● **THE EXERCISE**
Count the lines containing "selfie". Give the number alone.

● **Records from a data source**
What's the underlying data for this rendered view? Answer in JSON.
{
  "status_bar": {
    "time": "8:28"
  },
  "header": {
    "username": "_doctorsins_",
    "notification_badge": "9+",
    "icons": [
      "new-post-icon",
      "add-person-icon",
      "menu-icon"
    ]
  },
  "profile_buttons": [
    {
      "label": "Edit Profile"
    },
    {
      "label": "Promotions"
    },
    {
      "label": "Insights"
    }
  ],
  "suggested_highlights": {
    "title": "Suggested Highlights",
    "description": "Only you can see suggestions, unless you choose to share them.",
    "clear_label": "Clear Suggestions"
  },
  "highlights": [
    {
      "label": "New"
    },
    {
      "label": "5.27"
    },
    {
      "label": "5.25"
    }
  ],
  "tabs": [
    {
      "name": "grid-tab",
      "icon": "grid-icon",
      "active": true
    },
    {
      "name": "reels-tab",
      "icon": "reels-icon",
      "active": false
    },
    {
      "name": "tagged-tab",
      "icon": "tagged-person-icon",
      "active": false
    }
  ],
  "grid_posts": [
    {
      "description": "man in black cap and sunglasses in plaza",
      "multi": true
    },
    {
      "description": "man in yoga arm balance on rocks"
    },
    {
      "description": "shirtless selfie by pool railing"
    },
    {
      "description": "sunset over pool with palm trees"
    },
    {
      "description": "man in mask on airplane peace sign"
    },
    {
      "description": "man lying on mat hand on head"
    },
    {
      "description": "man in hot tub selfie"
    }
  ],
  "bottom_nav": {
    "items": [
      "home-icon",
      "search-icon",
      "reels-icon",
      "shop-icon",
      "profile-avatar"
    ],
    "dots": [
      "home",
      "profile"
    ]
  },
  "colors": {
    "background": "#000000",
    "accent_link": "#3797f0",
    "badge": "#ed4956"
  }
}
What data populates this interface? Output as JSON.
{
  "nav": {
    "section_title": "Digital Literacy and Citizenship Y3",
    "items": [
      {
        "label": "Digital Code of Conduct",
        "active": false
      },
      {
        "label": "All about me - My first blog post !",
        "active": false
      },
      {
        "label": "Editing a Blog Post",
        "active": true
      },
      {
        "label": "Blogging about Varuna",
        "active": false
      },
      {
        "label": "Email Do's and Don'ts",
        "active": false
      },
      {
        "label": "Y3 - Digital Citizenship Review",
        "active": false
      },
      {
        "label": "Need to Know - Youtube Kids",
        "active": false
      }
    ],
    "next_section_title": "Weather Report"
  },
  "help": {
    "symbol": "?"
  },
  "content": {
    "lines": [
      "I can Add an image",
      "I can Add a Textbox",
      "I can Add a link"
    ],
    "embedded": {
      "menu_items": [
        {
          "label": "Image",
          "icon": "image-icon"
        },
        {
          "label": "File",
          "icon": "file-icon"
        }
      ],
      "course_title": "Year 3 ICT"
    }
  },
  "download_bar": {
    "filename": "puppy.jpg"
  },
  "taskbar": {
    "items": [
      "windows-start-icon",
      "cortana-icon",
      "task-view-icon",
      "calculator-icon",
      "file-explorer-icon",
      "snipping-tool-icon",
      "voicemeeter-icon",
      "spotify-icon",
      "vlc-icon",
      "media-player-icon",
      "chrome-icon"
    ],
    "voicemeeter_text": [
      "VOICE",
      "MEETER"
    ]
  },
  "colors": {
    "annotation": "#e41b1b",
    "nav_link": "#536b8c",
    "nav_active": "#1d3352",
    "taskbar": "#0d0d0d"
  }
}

● **FINAL RESULT**
2